[start of Material provided]
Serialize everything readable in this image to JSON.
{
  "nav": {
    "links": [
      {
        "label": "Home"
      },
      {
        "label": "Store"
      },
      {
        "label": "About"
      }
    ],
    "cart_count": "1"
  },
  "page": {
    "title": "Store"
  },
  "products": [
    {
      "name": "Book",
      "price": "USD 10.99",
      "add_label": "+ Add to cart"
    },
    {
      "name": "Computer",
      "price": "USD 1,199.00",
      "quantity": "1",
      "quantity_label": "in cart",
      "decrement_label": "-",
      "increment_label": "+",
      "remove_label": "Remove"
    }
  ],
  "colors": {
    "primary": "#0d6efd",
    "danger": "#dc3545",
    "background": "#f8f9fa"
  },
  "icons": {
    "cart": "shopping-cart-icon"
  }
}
[end of Material provided]
What is needed: From the records above, please extract every line and repeat it exactly.

Expected answer:
Serialize everything readable in this image to JSON.
{
  "nav": {
    "links": [
      {
        "label": "Home"
      },
      {
        "label": "Store"
      },
      {
        "label": "About"
      }
    ],
    "cart_count": "1"
  },
  "page": {
    "title": "Store"
  },
  "products": [
    {
      "name": "Book",
      "price": "USD 10.99",
      "add_label": "+ Add to cart"
    },
    {
      "name": "Computer",
      "price": "USD 1,199.00",
      "quantity": "1",
      "quantity_label": "in cart",
      "decrement_label": "-",
      "increment_label": "+",
      "remove_label": "Remove"
    }
  ],
  "colors": {
    "primary": "#0d6efd",
    "danger": "#dc3545",
    "background": "#f8f9fa"
  },
  "icons": {
    "cart": "shopping-cart-icon"
  }
}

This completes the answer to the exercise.